### AIM OF THE TASK
Count how many lines contain the word "text". Please give only the number.

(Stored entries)
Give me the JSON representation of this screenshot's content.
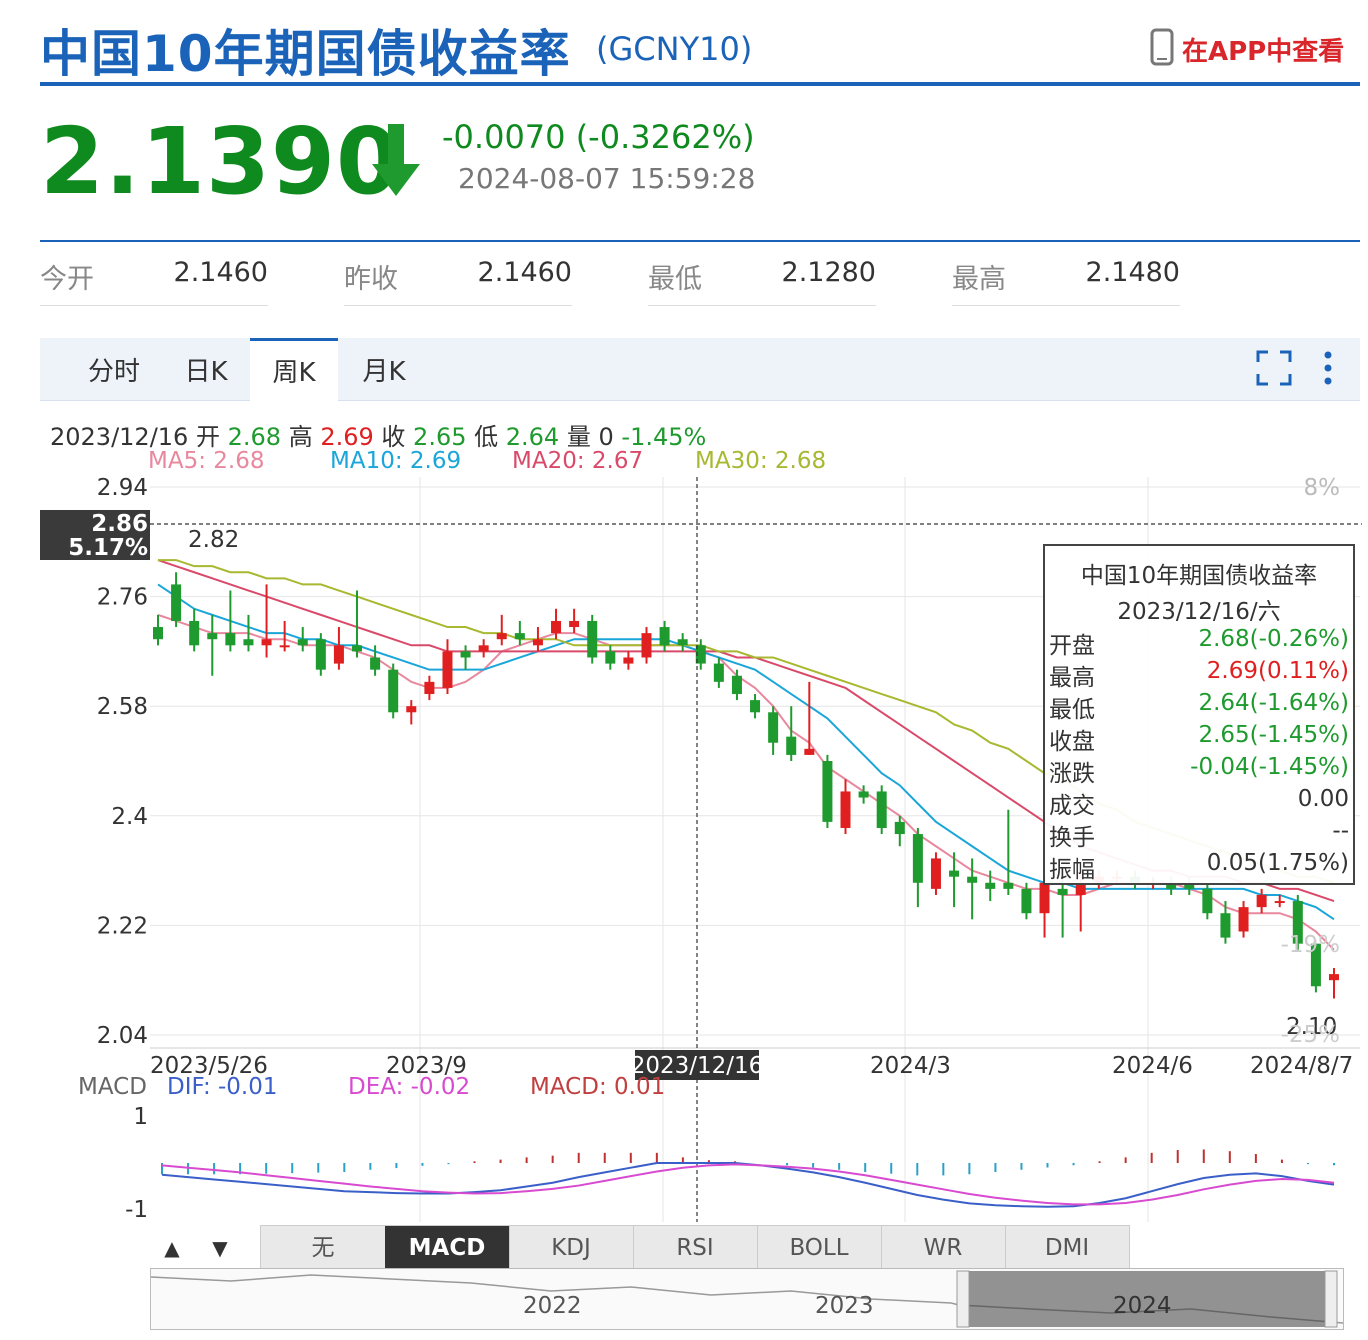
{
  "header": {
    "title": "中国10年期国债收益率",
    "code": "(GCNY10)",
    "app_link": "在APP中查看"
  },
  "quote": {
    "price": "2.1390",
    "direction_icon": "arrow-down-icon",
    "change": "-0.0070 (-0.3262%)",
    "timestamp": "2024-08-07 15:59:28"
  },
  "stats": [
    {
      "label": "今开",
      "value": "2.1460"
    },
    {
      "label": "昨收",
      "value": "2.1460"
    },
    {
      "label": "最低",
      "value": "2.1280"
    },
    {
      "label": "最高",
      "value": "2.1480"
    }
  ],
  "tabs": [
    {
      "label": "分时",
      "active": false
    },
    {
      "label": "日K",
      "active": false
    },
    {
      "label": "周K",
      "active": true
    },
    {
      "label": "月K",
      "active": false
    }
  ],
  "toolbar_icons": [
    "fullscreen-icon",
    "more-vertical-icon"
  ],
  "info_line": {
    "date": "2023/12/16",
    "open_label": "开",
    "open": "2.68",
    "high_label": "高",
    "high": "2.69",
    "close_label": "收",
    "close": "2.65",
    "low_label": "低",
    "low": "2.64",
    "vol_label": "量",
    "vol": "0",
    "pct": "-1.45%"
  },
  "ma_legend": [
    {
      "text": "MA5: 2.68",
      "color": "#e8889e"
    },
    {
      "text": "MA10: 2.69",
      "color": "#1aa6d8"
    },
    {
      "text": "MA20: 2.67",
      "color": "#d94a6a"
    },
    {
      "text": "MA30: 2.68",
      "color": "#a8b830"
    }
  ],
  "colors": {
    "up": "#e02020",
    "down": "#1e9a2e",
    "accent": "#1a63b8"
  },
  "chart_data": {
    "type": "candlestick",
    "y_ticks": [
      "2.94",
      "2.76",
      "2.58",
      "2.4",
      "2.22",
      "2.04"
    ],
    "ylim": [
      2.04,
      2.94
    ],
    "right_pct_labels": [
      "8%",
      "-19%",
      "-25%"
    ],
    "x_labels": [
      "2023/5/26",
      "2023/9",
      "2023/12/16",
      "2024/3",
      "2024/6",
      "2024/8/7"
    ],
    "crosshair": {
      "date": "2023/12/16",
      "value": "2.86",
      "pct": "5.17%"
    },
    "annotations": {
      "max": "2.82",
      "min": "2.10"
    },
    "candles": [
      {
        "o": 2.71,
        "c": 2.69,
        "h": 2.73,
        "l": 2.68
      },
      {
        "o": 2.78,
        "c": 2.72,
        "h": 2.8,
        "l": 2.71
      },
      {
        "o": 2.72,
        "c": 2.68,
        "h": 2.74,
        "l": 2.67
      },
      {
        "o": 2.7,
        "c": 2.69,
        "h": 2.73,
        "l": 2.63
      },
      {
        "o": 2.7,
        "c": 2.68,
        "h": 2.77,
        "l": 2.67
      },
      {
        "o": 2.69,
        "c": 2.68,
        "h": 2.73,
        "l": 2.67
      },
      {
        "o": 2.68,
        "c": 2.69,
        "h": 2.78,
        "l": 2.66
      },
      {
        "o": 2.68,
        "c": 2.68,
        "h": 2.72,
        "l": 2.67
      },
      {
        "o": 2.69,
        "c": 2.68,
        "h": 2.71,
        "l": 2.67
      },
      {
        "o": 2.69,
        "c": 2.64,
        "h": 2.7,
        "l": 2.63
      },
      {
        "o": 2.65,
        "c": 2.68,
        "h": 2.71,
        "l": 2.64
      },
      {
        "o": 2.68,
        "c": 2.67,
        "h": 2.77,
        "l": 2.66
      },
      {
        "o": 2.66,
        "c": 2.64,
        "h": 2.68,
        "l": 2.63
      },
      {
        "o": 2.64,
        "c": 2.57,
        "h": 2.65,
        "l": 2.56
      },
      {
        "o": 2.57,
        "c": 2.58,
        "h": 2.59,
        "l": 2.55
      },
      {
        "o": 2.6,
        "c": 2.62,
        "h": 2.63,
        "l": 2.59
      },
      {
        "o": 2.61,
        "c": 2.67,
        "h": 2.69,
        "l": 2.6
      },
      {
        "o": 2.67,
        "c": 2.66,
        "h": 2.68,
        "l": 2.64
      },
      {
        "o": 2.67,
        "c": 2.68,
        "h": 2.69,
        "l": 2.66
      },
      {
        "o": 2.69,
        "c": 2.7,
        "h": 2.73,
        "l": 2.68
      },
      {
        "o": 2.7,
        "c": 2.69,
        "h": 2.72,
        "l": 2.68
      },
      {
        "o": 2.68,
        "c": 2.69,
        "h": 2.71,
        "l": 2.67
      },
      {
        "o": 2.7,
        "c": 2.72,
        "h": 2.74,
        "l": 2.69
      },
      {
        "o": 2.71,
        "c": 2.72,
        "h": 2.74,
        "l": 2.7
      },
      {
        "o": 2.72,
        "c": 2.66,
        "h": 2.73,
        "l": 2.65
      },
      {
        "o": 2.67,
        "c": 2.65,
        "h": 2.68,
        "l": 2.64
      },
      {
        "o": 2.65,
        "c": 2.66,
        "h": 2.67,
        "l": 2.64
      },
      {
        "o": 2.66,
        "c": 2.7,
        "h": 2.71,
        "l": 2.65
      },
      {
        "o": 2.71,
        "c": 2.68,
        "h": 2.72,
        "l": 2.67
      },
      {
        "o": 2.69,
        "c": 2.68,
        "h": 2.7,
        "l": 2.67
      },
      {
        "o": 2.68,
        "c": 2.65,
        "h": 2.69,
        "l": 2.64
      },
      {
        "o": 2.65,
        "c": 2.62,
        "h": 2.66,
        "l": 2.61
      },
      {
        "o": 2.63,
        "c": 2.6,
        "h": 2.64,
        "l": 2.59
      },
      {
        "o": 2.59,
        "c": 2.57,
        "h": 2.6,
        "l": 2.56
      },
      {
        "o": 2.57,
        "c": 2.52,
        "h": 2.58,
        "l": 2.5
      },
      {
        "o": 2.53,
        "c": 2.5,
        "h": 2.58,
        "l": 2.49
      },
      {
        "o": 2.5,
        "c": 2.51,
        "h": 2.62,
        "l": 2.5
      },
      {
        "o": 2.49,
        "c": 2.39,
        "h": 2.5,
        "l": 2.38
      },
      {
        "o": 2.38,
        "c": 2.44,
        "h": 2.46,
        "l": 2.37
      },
      {
        "o": 2.44,
        "c": 2.43,
        "h": 2.45,
        "l": 2.42
      },
      {
        "o": 2.44,
        "c": 2.38,
        "h": 2.45,
        "l": 2.37
      },
      {
        "o": 2.39,
        "c": 2.37,
        "h": 2.4,
        "l": 2.35
      },
      {
        "o": 2.37,
        "c": 2.29,
        "h": 2.38,
        "l": 2.25
      },
      {
        "o": 2.28,
        "c": 2.33,
        "h": 2.34,
        "l": 2.27
      },
      {
        "o": 2.31,
        "c": 2.3,
        "h": 2.34,
        "l": 2.25
      },
      {
        "o": 2.3,
        "c": 2.29,
        "h": 2.33,
        "l": 2.23
      },
      {
        "o": 2.29,
        "c": 2.28,
        "h": 2.31,
        "l": 2.26
      },
      {
        "o": 2.29,
        "c": 2.28,
        "h": 2.41,
        "l": 2.27
      },
      {
        "o": 2.28,
        "c": 2.24,
        "h": 2.29,
        "l": 2.23
      },
      {
        "o": 2.24,
        "c": 2.29,
        "h": 2.3,
        "l": 2.2
      },
      {
        "o": 2.28,
        "c": 2.27,
        "h": 2.3,
        "l": 2.2
      },
      {
        "o": 2.27,
        "c": 2.29,
        "h": 2.31,
        "l": 2.21
      },
      {
        "o": 2.29,
        "c": 2.3,
        "h": 2.31,
        "l": 2.28
      },
      {
        "o": 2.3,
        "c": 2.3,
        "h": 2.31,
        "l": 2.29
      },
      {
        "o": 2.3,
        "c": 2.29,
        "h": 2.31,
        "l": 2.28
      },
      {
        "o": 2.29,
        "c": 2.29,
        "h": 2.3,
        "l": 2.28
      },
      {
        "o": 2.29,
        "c": 2.28,
        "h": 2.3,
        "l": 2.27
      },
      {
        "o": 2.29,
        "c": 2.28,
        "h": 2.3,
        "l": 2.27
      },
      {
        "o": 2.28,
        "c": 2.24,
        "h": 2.29,
        "l": 2.23
      },
      {
        "o": 2.24,
        "c": 2.2,
        "h": 2.26,
        "l": 2.19
      },
      {
        "o": 2.21,
        "c": 2.25,
        "h": 2.26,
        "l": 2.2
      },
      {
        "o": 2.25,
        "c": 2.27,
        "h": 2.28,
        "l": 2.24
      },
      {
        "o": 2.26,
        "c": 2.26,
        "h": 2.27,
        "l": 2.25
      },
      {
        "o": 2.26,
        "c": 2.19,
        "h": 2.27,
        "l": 2.18
      },
      {
        "o": 2.19,
        "c": 2.12,
        "h": 2.19,
        "l": 2.11
      },
      {
        "o": 2.13,
        "c": 2.14,
        "h": 2.15,
        "l": 2.1
      }
    ],
    "ma_series": {
      "MA5": [
        2.73,
        2.72,
        2.71,
        2.7,
        2.7,
        2.7,
        2.69,
        2.69,
        2.68,
        2.68,
        2.68,
        2.67,
        2.66,
        2.64,
        2.62,
        2.61,
        2.61,
        2.62,
        2.64,
        2.67,
        2.68,
        2.69,
        2.7,
        2.7,
        2.69,
        2.68,
        2.68,
        2.68,
        2.68,
        2.68,
        2.67,
        2.66,
        2.63,
        2.61,
        2.58,
        2.54,
        2.52,
        2.48,
        2.46,
        2.44,
        2.42,
        2.4,
        2.37,
        2.35,
        2.33,
        2.31,
        2.3,
        2.29,
        2.28,
        2.28,
        2.27,
        2.27,
        2.28,
        2.29,
        2.29,
        2.29,
        2.29,
        2.28,
        2.27,
        2.25,
        2.24,
        2.24,
        2.24,
        2.23,
        2.21,
        2.18
      ],
      "MA10": [
        2.78,
        2.76,
        2.74,
        2.73,
        2.72,
        2.71,
        2.7,
        2.7,
        2.69,
        2.69,
        2.68,
        2.68,
        2.67,
        2.66,
        2.65,
        2.64,
        2.64,
        2.64,
        2.64,
        2.65,
        2.66,
        2.67,
        2.68,
        2.69,
        2.69,
        2.69,
        2.69,
        2.69,
        2.69,
        2.68,
        2.67,
        2.66,
        2.65,
        2.64,
        2.62,
        2.6,
        2.58,
        2.56,
        2.53,
        2.5,
        2.47,
        2.45,
        2.42,
        2.39,
        2.37,
        2.35,
        2.33,
        2.31,
        2.3,
        2.29,
        2.29,
        2.28,
        2.28,
        2.28,
        2.28,
        2.28,
        2.28,
        2.28,
        2.28,
        2.28,
        2.28,
        2.27,
        2.27,
        2.26,
        2.25,
        2.23
      ],
      "MA20": [
        2.82,
        2.81,
        2.8,
        2.79,
        2.78,
        2.77,
        2.76,
        2.75,
        2.74,
        2.73,
        2.72,
        2.71,
        2.7,
        2.69,
        2.68,
        2.68,
        2.67,
        2.67,
        2.67,
        2.67,
        2.67,
        2.67,
        2.67,
        2.67,
        2.67,
        2.67,
        2.67,
        2.67,
        2.67,
        2.67,
        2.67,
        2.67,
        2.66,
        2.66,
        2.65,
        2.64,
        2.63,
        2.62,
        2.61,
        2.59,
        2.57,
        2.55,
        2.53,
        2.51,
        2.49,
        2.47,
        2.45,
        2.43,
        2.41,
        2.39,
        2.37,
        2.35,
        2.34,
        2.33,
        2.32,
        2.31,
        2.31,
        2.3,
        2.3,
        2.3,
        2.29,
        2.29,
        2.28,
        2.28,
        2.27,
        2.26
      ],
      "MA30": [
        2.82,
        2.82,
        2.81,
        2.81,
        2.8,
        2.8,
        2.79,
        2.79,
        2.78,
        2.78,
        2.77,
        2.76,
        2.75,
        2.74,
        2.73,
        2.72,
        2.71,
        2.71,
        2.7,
        2.7,
        2.69,
        2.69,
        2.69,
        2.68,
        2.68,
        2.68,
        2.68,
        2.68,
        2.68,
        2.68,
        2.68,
        2.67,
        2.67,
        2.66,
        2.66,
        2.65,
        2.64,
        2.63,
        2.62,
        2.61,
        2.6,
        2.59,
        2.58,
        2.57,
        2.55,
        2.54,
        2.52,
        2.51,
        2.49,
        2.47,
        2.46,
        2.44,
        2.42,
        2.41,
        2.39,
        2.38,
        2.37,
        2.36,
        2.35,
        2.34,
        2.33,
        2.32,
        2.31,
        2.3,
        2.3,
        2.29
      ]
    }
  },
  "tooltip": {
    "title": "中国10年期国债收益率",
    "date": "2023/12/16/六",
    "rows": [
      {
        "label": "开盘",
        "value": "2.68(-0.26%)",
        "color": "#1e9a2e"
      },
      {
        "label": "最高",
        "value": "2.69(0.11%)",
        "color": "#e02020"
      },
      {
        "label": "最低",
        "value": "2.64(-1.64%)",
        "color": "#1e9a2e"
      },
      {
        "label": "收盘",
        "value": "2.65(-1.45%)",
        "color": "#1e9a2e"
      },
      {
        "label": "涨跌",
        "value": "-0.04(-1.45%)",
        "color": "#1e9a2e"
      },
      {
        "label": "成交",
        "value": "0.00",
        "color": "#333333"
      },
      {
        "label": "换手",
        "value": "--",
        "color": "#333333"
      },
      {
        "label": "振幅",
        "value": "0.05(1.75%)",
        "color": "#333333"
      }
    ]
  },
  "macd": {
    "label": "MACD",
    "dif": "DIF: -0.01",
    "dea": "DEA: -0.02",
    "macd": "MACD: 0.01",
    "y_ticks": [
      "1",
      "-1"
    ],
    "dif_series": [
      -0.25,
      -0.3,
      -0.35,
      -0.4,
      -0.45,
      -0.5,
      -0.55,
      -0.6,
      -0.62,
      -0.64,
      -0.65,
      -0.65,
      -0.62,
      -0.58,
      -0.5,
      -0.42,
      -0.3,
      -0.2,
      -0.1,
      0.0,
      0.0,
      0.0,
      0.0,
      -0.05,
      -0.12,
      -0.2,
      -0.3,
      -0.42,
      -0.55,
      -0.68,
      -0.78,
      -0.86,
      -0.9,
      -0.92,
      -0.93,
      -0.92,
      -0.85,
      -0.75,
      -0.6,
      -0.45,
      -0.32,
      -0.25,
      -0.22,
      -0.28,
      -0.38,
      -0.46
    ],
    "dea_series": [
      -0.05,
      -0.1,
      -0.15,
      -0.2,
      -0.26,
      -0.32,
      -0.38,
      -0.44,
      -0.5,
      -0.55,
      -0.6,
      -0.63,
      -0.65,
      -0.64,
      -0.6,
      -0.55,
      -0.48,
      -0.38,
      -0.28,
      -0.18,
      -0.1,
      -0.05,
      -0.03,
      -0.05,
      -0.08,
      -0.12,
      -0.18,
      -0.26,
      -0.36,
      -0.46,
      -0.56,
      -0.66,
      -0.74,
      -0.8,
      -0.85,
      -0.88,
      -0.88,
      -0.85,
      -0.78,
      -0.68,
      -0.56,
      -0.46,
      -0.38,
      -0.34,
      -0.36,
      -0.42
    ],
    "hist_series": [
      -0.4,
      -0.4,
      -0.4,
      -0.4,
      -0.38,
      -0.36,
      -0.34,
      -0.32,
      -0.24,
      -0.18,
      -0.1,
      -0.04,
      0.06,
      0.12,
      0.2,
      0.26,
      0.36,
      0.36,
      0.36,
      0.36,
      0.2,
      0.1,
      0.06,
      0.0,
      -0.08,
      -0.16,
      -0.24,
      -0.32,
      -0.38,
      -0.44,
      -0.44,
      -0.4,
      -0.32,
      -0.24,
      -0.16,
      -0.08,
      0.06,
      0.2,
      0.36,
      0.46,
      0.48,
      0.42,
      0.32,
      0.12,
      -0.04,
      -0.08
    ]
  },
  "bottom_tabs": [
    {
      "label": "无",
      "active": false
    },
    {
      "label": "MACD",
      "active": true
    },
    {
      "label": "KDJ",
      "active": false
    },
    {
      "label": "RSI",
      "active": false
    },
    {
      "label": "BOLL",
      "active": false
    },
    {
      "label": "WR",
      "active": false
    },
    {
      "label": "DMI",
      "active": false
    }
  ],
  "navigator": {
    "year_labels": [
      "2022",
      "2023",
      "2024"
    ]
  }
}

### RESULT BELOW
4